> _What is needed_:
Copy every line from the records below that holds the word "median".

> _Data to process_:
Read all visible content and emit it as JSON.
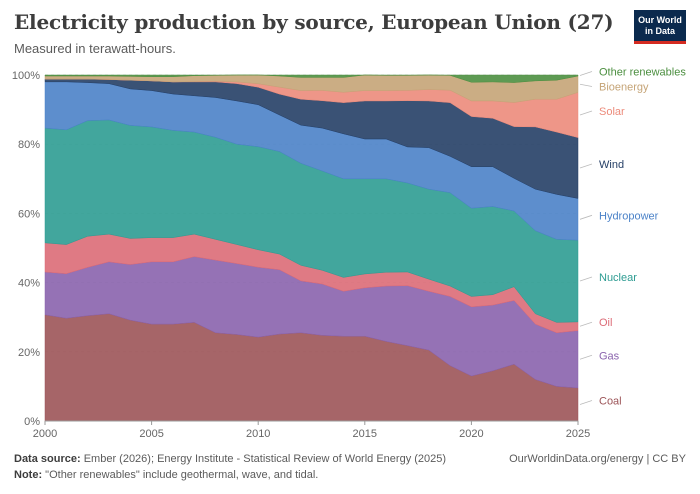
{
  "header": {
    "title": "Electricity production by source, European Union (27)",
    "subtitle": "Measured in terawatt-hours."
  },
  "logo": {
    "line1": "Our World",
    "line2": "in Data"
  },
  "footer": {
    "source_label": "Data source:",
    "source_text": "Ember (2026); Energy Institute - Statistical Review of World Energy (2025)",
    "note_label": "Note:",
    "note_text": "\"Other renewables\" include geothermal, wave, and tidal.",
    "right_text": "OurWorldinData.org/energy | CC BY"
  },
  "chart_data": {
    "type": "area",
    "stacked": true,
    "normalized": true,
    "x": [
      2000,
      2001,
      2002,
      2003,
      2004,
      2005,
      2006,
      2007,
      2008,
      2009,
      2010,
      2011,
      2012,
      2013,
      2014,
      2015,
      2016,
      2017,
      2018,
      2019,
      2020,
      2021,
      2022,
      2023,
      2024,
      2025
    ],
    "ylim": [
      0,
      100
    ],
    "yticks": [
      "0%",
      "20%",
      "40%",
      "60%",
      "80%",
      "100%"
    ],
    "xticks": [
      2000,
      2005,
      2010,
      2015,
      2020,
      2025
    ],
    "grid": true,
    "legend_placement": "right, inline labels",
    "series": [
      {
        "name": "Coal",
        "color": "#9c5458",
        "values": [
          31,
          30,
          30.5,
          31,
          29,
          28,
          28,
          28.5,
          25.5,
          25,
          24,
          25,
          25.5,
          25,
          24.5,
          24.5,
          23,
          22,
          20.5,
          16,
          13,
          14.5,
          16.5,
          12,
          10,
          9.5
        ]
      },
      {
        "name": "Gas",
        "color": "#8a63ad",
        "values": [
          12.5,
          13,
          14,
          15,
          16,
          18,
          18,
          19,
          21,
          20.5,
          20,
          18.5,
          15,
          15,
          13,
          14,
          16,
          17.5,
          17,
          20,
          20,
          19,
          18.5,
          16,
          15.5,
          16.5
        ]
      },
      {
        "name": "Oil",
        "color": "#dc6b77",
        "values": [
          8.5,
          8.5,
          9,
          8,
          7.5,
          7,
          7,
          6.5,
          6,
          5.5,
          5,
          4.5,
          4.5,
          4,
          4,
          4,
          4,
          4,
          3.5,
          3,
          3,
          3,
          4,
          3,
          3,
          2.5
        ]
      },
      {
        "name": "Nuclear",
        "color": "#2d9c92",
        "values": [
          33.5,
          33.5,
          33.5,
          33,
          32.5,
          32,
          31,
          29.5,
          29.5,
          29,
          29.5,
          29.5,
          29.5,
          29,
          28.5,
          27.5,
          27,
          26,
          26,
          27,
          25.5,
          25.5,
          22,
          24,
          24,
          23.5
        ]
      },
      {
        "name": "Hydropower",
        "color": "#4b82c8",
        "values": [
          13.5,
          14,
          11,
          10.5,
          10.5,
          10.5,
          10.5,
          10.5,
          11.5,
          12.5,
          12,
          10.5,
          11,
          12.5,
          13,
          11.5,
          11.5,
          10.5,
          12,
          10.5,
          12,
          11.5,
          9.5,
          12,
          13,
          12
        ]
      },
      {
        "name": "Wind",
        "color": "#253f66",
        "values": [
          0.8,
          0.8,
          1,
          1.2,
          2.5,
          2.8,
          3.5,
          4,
          4.5,
          5,
          5,
          6,
          7.5,
          8,
          9,
          11,
          11,
          13.5,
          13.5,
          15.5,
          14.5,
          14,
          15,
          18,
          18,
          17.5
        ]
      },
      {
        "name": "Solar",
        "color": "#ec8b7b",
        "values": [
          0,
          0,
          0,
          0,
          0,
          0,
          0,
          0.1,
          0.2,
          0.5,
          1,
          2,
          2.5,
          3,
          3,
          3,
          3,
          3,
          3.3,
          3.6,
          4.5,
          5,
          7,
          8,
          9.5,
          13
        ]
      },
      {
        "name": "Bioenergy",
        "color": "#c5a477",
        "values": [
          0.9,
          0.9,
          0.9,
          1,
          1.1,
          1.2,
          1.5,
          1.7,
          1.7,
          2,
          2.5,
          3.2,
          3.8,
          3.8,
          4.3,
          4.5,
          4.4,
          4.4,
          4.2,
          4.3,
          5.4,
          5.5,
          5.8,
          5.3,
          5.5,
          4.7
        ]
      },
      {
        "name": "Other renewables",
        "color": "#4c8f40",
        "values": [
          0.3,
          0.3,
          0.3,
          0.3,
          0.4,
          0.5,
          0.5,
          0.2,
          0.1,
          0,
          0,
          0.3,
          0.7,
          0.7,
          0.7,
          0,
          0.1,
          0.1,
          0,
          0.1,
          2.1,
          2,
          2.2,
          1.7,
          1.5,
          0.3
        ]
      }
    ]
  }
}
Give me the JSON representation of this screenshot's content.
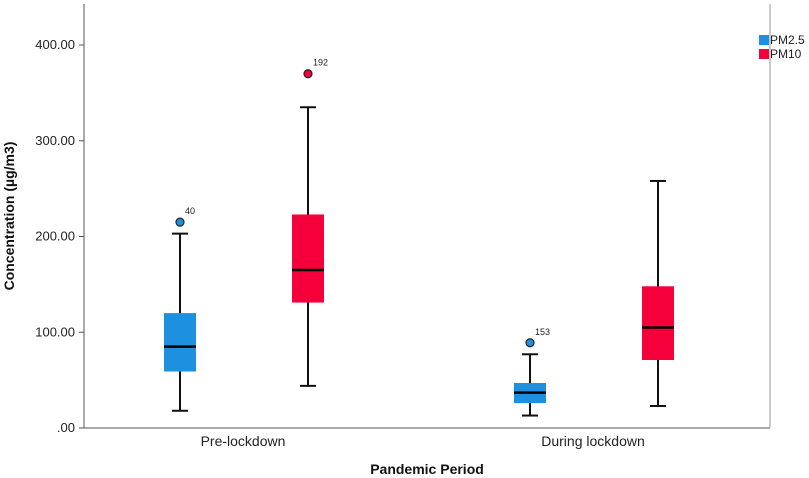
{
  "chart_data": {
    "type": "boxplot",
    "xlabel": "Pandemic Period",
    "ylabel": "Concentration (µg/m3)",
    "ylim": [
      0,
      400
    ],
    "yticks": [
      {
        "value": 0,
        "label": ".00"
      },
      {
        "value": 100,
        "label": "100.00"
      },
      {
        "value": 200,
        "label": "200.00"
      },
      {
        "value": 300,
        "label": "300.00"
      },
      {
        "value": 400,
        "label": "400.00"
      }
    ],
    "categories": [
      "Pre-lockdown",
      "During lockdown"
    ],
    "legend_position": "top-right",
    "series": [
      {
        "name": "PM2.5",
        "color": "#1e90e0",
        "boxes": [
          {
            "min": 18,
            "q1": 59,
            "median": 85,
            "q3": 120,
            "max": 203,
            "outliers": [
              {
                "value": 215,
                "label": "40"
              }
            ]
          },
          {
            "min": 13,
            "q1": 26,
            "median": 37,
            "q3": 47,
            "max": 77,
            "outliers": [
              {
                "value": 89,
                "label": "153"
              }
            ]
          }
        ]
      },
      {
        "name": "PM10",
        "color": "#f5003a",
        "boxes": [
          {
            "min": 44,
            "q1": 131,
            "median": 165,
            "q3": 223,
            "max": 335,
            "outliers": [
              {
                "value": 370,
                "label": "192"
              }
            ]
          },
          {
            "min": 23,
            "q1": 71,
            "median": 105,
            "q3": 148,
            "max": 258,
            "outliers": []
          }
        ]
      }
    ]
  }
}
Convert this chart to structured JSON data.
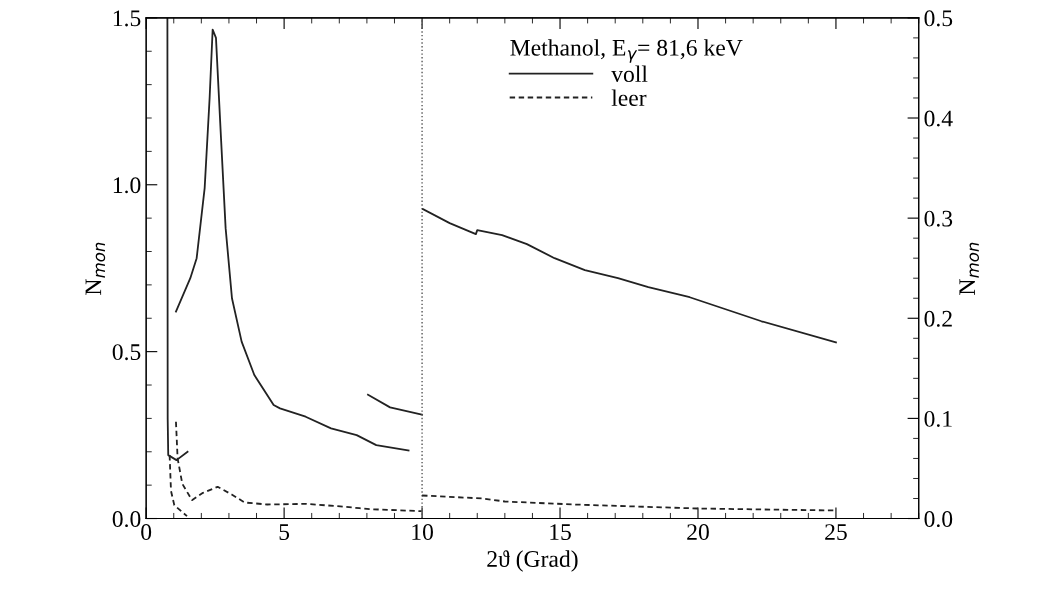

> _Written answer_:
            "median": 85,
            "median": 37,
            "median": 165,
            "median": 105,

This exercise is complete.